# Recorded data

○ ○ ○

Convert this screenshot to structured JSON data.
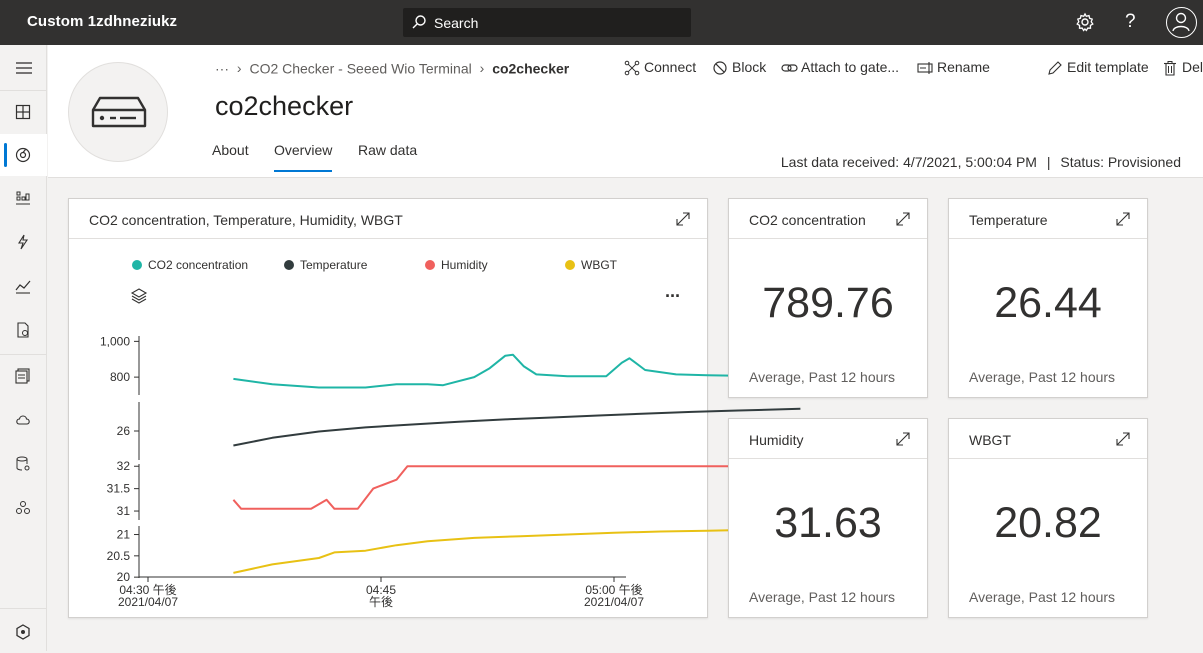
{
  "topbar": {
    "app_title": "Custom 1zdhneziukz",
    "search_label": "Search",
    "help_label": "?"
  },
  "breadcrumb": {
    "ellipsis": "···",
    "template": "CO2 Checker - Seeed Wio Terminal",
    "current": "co2checker"
  },
  "device": {
    "title": "co2checker",
    "last_data": "Last data received: 4/7/2021, 5:00:04 PM",
    "status": "Status: Provisioned"
  },
  "tabs": [
    {
      "label": "About"
    },
    {
      "label": "Overview"
    },
    {
      "label": "Raw data"
    }
  ],
  "actions": [
    {
      "label": "Connect",
      "icon": "connect-icon"
    },
    {
      "label": "Block",
      "icon": "block-icon"
    },
    {
      "label": "Attach to gate...",
      "icon": "attach-icon"
    },
    {
      "label": "Rename",
      "icon": "rename-icon"
    },
    {
      "label": "Edit template",
      "icon": "edit-icon"
    },
    {
      "label": "Delete",
      "icon": "delete-icon"
    }
  ],
  "chart_tile": {
    "title": "CO2 concentration, Temperature, Humidity, WBGT",
    "more": "···"
  },
  "kpis": [
    {
      "title": "CO2 concentration",
      "value": "789.76",
      "foot": "Average, Past 12 hours"
    },
    {
      "title": "Temperature",
      "value": "26.44",
      "foot": "Average, Past 12 hours"
    },
    {
      "title": "Humidity",
      "value": "31.63",
      "foot": "Average, Past 12 hours"
    },
    {
      "title": "WBGT",
      "value": "20.82",
      "foot": "Average, Past 12 hours"
    }
  ],
  "colors": {
    "co2": "#1fb5a6",
    "temperature": "#323c3e",
    "humidity": "#f0605d",
    "wbgt": "#e8c114",
    "accent": "#0078d4"
  },
  "chart_data": {
    "type": "line",
    "legend": [
      "CO2 concentration",
      "Temperature",
      "Humidity",
      "WBGT"
    ],
    "x_ticks": [
      {
        "t": 0,
        "line1": "04:30 午後",
        "line2": "2021/04/07"
      },
      {
        "t": 15,
        "line1": "04:45",
        "line2": "午後"
      },
      {
        "t": 30,
        "line1": "05:00 午後",
        "line2": "2021/04/07"
      }
    ],
    "x_range_minutes": [
      0,
      30
    ],
    "panels": [
      {
        "series": "CO2 concentration",
        "ticks": [
          "1,000",
          "800"
        ],
        "tick_values": [
          1000,
          800
        ],
        "ylim": [
          700,
          1030
        ],
        "points": [
          [
            5.5,
            790
          ],
          [
            8,
            760
          ],
          [
            11,
            742
          ],
          [
            14,
            742
          ],
          [
            16,
            760
          ],
          [
            18,
            760
          ],
          [
            19,
            755
          ],
          [
            21,
            800
          ],
          [
            22,
            850
          ],
          [
            23,
            920
          ],
          [
            23.5,
            925
          ],
          [
            24.2,
            860
          ],
          [
            25,
            815
          ],
          [
            27,
            805
          ],
          [
            29.5,
            805
          ],
          [
            30.5,
            880
          ],
          [
            31,
            905
          ],
          [
            32,
            840
          ],
          [
            34,
            815
          ],
          [
            36,
            810
          ],
          [
            38,
            808
          ],
          [
            40,
            808
          ],
          [
            42,
            812
          ]
        ]
      },
      {
        "series": "Temperature",
        "ticks": [
          "26"
        ],
        "tick_values": [
          26
        ],
        "ylim": [
          24.8,
          27.2
        ],
        "points": [
          [
            5.5,
            25.4
          ],
          [
            8,
            25.72
          ],
          [
            11,
            25.98
          ],
          [
            14,
            26.15
          ],
          [
            17,
            26.27
          ],
          [
            20,
            26.38
          ],
          [
            23,
            26.48
          ],
          [
            26,
            26.56
          ],
          [
            29,
            26.64
          ],
          [
            32,
            26.72
          ],
          [
            35,
            26.79
          ],
          [
            38,
            26.85
          ],
          [
            42,
            26.92
          ]
        ]
      },
      {
        "series": "Humidity",
        "ticks": [
          "32",
          "31.5",
          "31"
        ],
        "tick_values": [
          32,
          31.5,
          31
        ],
        "ylim": [
          30.8,
          32.05
        ],
        "points": [
          [
            5.5,
            31.25
          ],
          [
            6,
            31.05
          ],
          [
            10.5,
            31.05
          ],
          [
            11.5,
            31.25
          ],
          [
            12,
            31.05
          ],
          [
            13.5,
            31.05
          ],
          [
            14.5,
            31.5
          ],
          [
            16,
            31.7
          ],
          [
            16.7,
            32
          ],
          [
            20,
            32
          ],
          [
            25,
            32
          ],
          [
            30,
            32
          ],
          [
            36,
            32
          ],
          [
            42,
            32
          ]
        ]
      },
      {
        "series": "WBGT",
        "ticks": [
          "21",
          "20.5",
          "20"
        ],
        "tick_values": [
          21,
          20.5,
          20
        ],
        "ylim": [
          19.98,
          21.2
        ],
        "points": [
          [
            5.5,
            20.1
          ],
          [
            8,
            20.3
          ],
          [
            11,
            20.45
          ],
          [
            12,
            20.58
          ],
          [
            14,
            20.62
          ],
          [
            16,
            20.75
          ],
          [
            18,
            20.84
          ],
          [
            21,
            20.92
          ],
          [
            24,
            20.96
          ],
          [
            27,
            21
          ],
          [
            30,
            21.04
          ],
          [
            33,
            21.07
          ],
          [
            36,
            21.09
          ],
          [
            39,
            21.11
          ],
          [
            42,
            21.13
          ]
        ]
      }
    ]
  }
}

○ ○ ○

# Your goal
Give every line above again exactly, with no pictures.

# Completed task
Convert this screenshot to structured JSON data.
{
  "topbar": {
    "app_title": "Custom 1zdhneziukz",
    "search_label": "Search",
    "help_label": "?"
  },
  "breadcrumb": {
    "ellipsis": "···",
    "template": "CO2 Checker - Seeed Wio Terminal",
    "current": "co2checker"
  },
  "device": {
    "title": "co2checker",
    "last_data": "Last data received: 4/7/2021, 5:00:04 PM",
    "status": "Status: Provisioned"
  },
  "tabs": [
    {
      "label": "About"
    },
    {
      "label": "Overview"
    },
    {
      "label": "Raw data"
    }
  ],
  "actions": [
    {
      "label": "Connect",
      "icon": "connect-icon"
    },
    {
      "label": "Block",
      "icon": "block-icon"
    },
    {
      "label": "Attach to gate...",
      "icon": "attach-icon"
    },
    {
      "label": "Rename",
      "icon": "rename-icon"
    },
    {
      "label": "Edit template",
      "icon": "edit-icon"
    },
    {
      "label": "Delete",
      "icon": "delete-icon"
    }
  ],
  "chart_tile": {
    "title": "CO2 concentration, Temperature, Humidity, WBGT",
    "more": "···"
  },
  "kpis": [
    {
      "title": "CO2 concentration",
      "value": "789.76",
      "foot": "Average, Past 12 hours"
    },
    {
      "title": "Temperature",
      "value": "26.44",
      "foot": "Average, Past 12 hours"
    },
    {
      "title": "Humidity",
      "value": "31.63",
      "foot": "Average, Past 12 hours"
    },
    {
      "title": "WBGT",
      "value": "20.82",
      "foot": "Average, Past 12 hours"
    }
  ],
  "colors": {
    "co2": "#1fb5a6",
    "temperature": "#323c3e",
    "humidity": "#f0605d",
    "wbgt": "#e8c114",
    "accent": "#0078d4"
  },
  "chart_data": {
    "type": "line",
    "legend": [
      "CO2 concentration",
      "Temperature",
      "Humidity",
      "WBGT"
    ],
    "x_ticks": [
      {
        "t": 0,
        "line1": "04:30 午後",
        "line2": "2021/04/07"
      },
      {
        "t": 15,
        "line1": "04:45",
        "line2": "午後"
      },
      {
        "t": 30,
        "line1": "05:00 午後",
        "line2": "2021/04/07"
      }
    ],
    "x_range_minutes": [
      0,
      30
    ],
    "panels": [
      {
        "series": "CO2 concentration",
        "ticks": [
          "1,000",
          "800"
        ],
        "tick_values": [
          1000,
          800
        ],
        "ylim": [
          700,
          1030
        ],
        "points": [
          [
            5.5,
            790
          ],
          [
            8,
            760
          ],
          [
            11,
            742
          ],
          [
            14,
            742
          ],
          [
            16,
            760
          ],
          [
            18,
            760
          ],
          [
            19,
            755
          ],
          [
            21,
            800
          ],
          [
            22,
            850
          ],
          [
            23,
            920
          ],
          [
            23.5,
            925
          ],
          [
            24.2,
            860
          ],
          [
            25,
            815
          ],
          [
            27,
            805
          ],
          [
            29.5,
            805
          ],
          [
            30.5,
            880
          ],
          [
            31,
            905
          ],
          [
            32,
            840
          ],
          [
            34,
            815
          ],
          [
            36,
            810
          ],
          [
            38,
            808
          ],
          [
            40,
            808
          ],
          [
            42,
            812
          ]
        ]
      },
      {
        "series": "Temperature",
        "ticks": [
          "26"
        ],
        "tick_values": [
          26
        ],
        "ylim": [
          24.8,
          27.2
        ],
        "points": [
          [
            5.5,
            25.4
          ],
          [
            8,
            25.72
          ],
          [
            11,
            25.98
          ],
          [
            14,
            26.15
          ],
          [
            17,
            26.27
          ],
          [
            20,
            26.38
          ],
          [
            23,
            26.48
          ],
          [
            26,
            26.56
          ],
          [
            29,
            26.64
          ],
          [
            32,
            26.72
          ],
          [
            35,
            26.79
          ],
          [
            38,
            26.85
          ],
          [
            42,
            26.92
          ]
        ]
      },
      {
        "series": "Humidity",
        "ticks": [
          "32",
          "31.5",
          "31"
        ],
        "tick_values": [
          32,
          31.5,
          31
        ],
        "ylim": [
          30.8,
          32.05
        ],
        "points": [
          [
            5.5,
            31.25
          ],
          [
            6,
            31.05
          ],
          [
            10.5,
            31.05
          ],
          [
            11.5,
            31.25
          ],
          [
            12,
            31.05
          ],
          [
            13.5,
            31.05
          ],
          [
            14.5,
            31.5
          ],
          [
            16,
            31.7
          ],
          [
            16.7,
            32
          ],
          [
            20,
            32
          ],
          [
            25,
            32
          ],
          [
            30,
            32
          ],
          [
            36,
            32
          ],
          [
            42,
            32
          ]
        ]
      },
      {
        "series": "WBGT",
        "ticks": [
          "21",
          "20.5",
          "20"
        ],
        "tick_values": [
          21,
          20.5,
          20
        ],
        "ylim": [
          19.98,
          21.2
        ],
        "points": [
          [
            5.5,
            20.1
          ],
          [
            8,
            20.3
          ],
          [
            11,
            20.45
          ],
          [
            12,
            20.58
          ],
          [
            14,
            20.62
          ],
          [
            16,
            20.75
          ],
          [
            18,
            20.84
          ],
          [
            21,
            20.92
          ],
          [
            24,
            20.96
          ],
          [
            27,
            21
          ],
          [
            30,
            21.04
          ],
          [
            33,
            21.07
          ],
          [
            36,
            21.09
          ],
          [
            39,
            21.11
          ],
          [
            42,
            21.13
          ]
        ]
      }
    ]
  }
}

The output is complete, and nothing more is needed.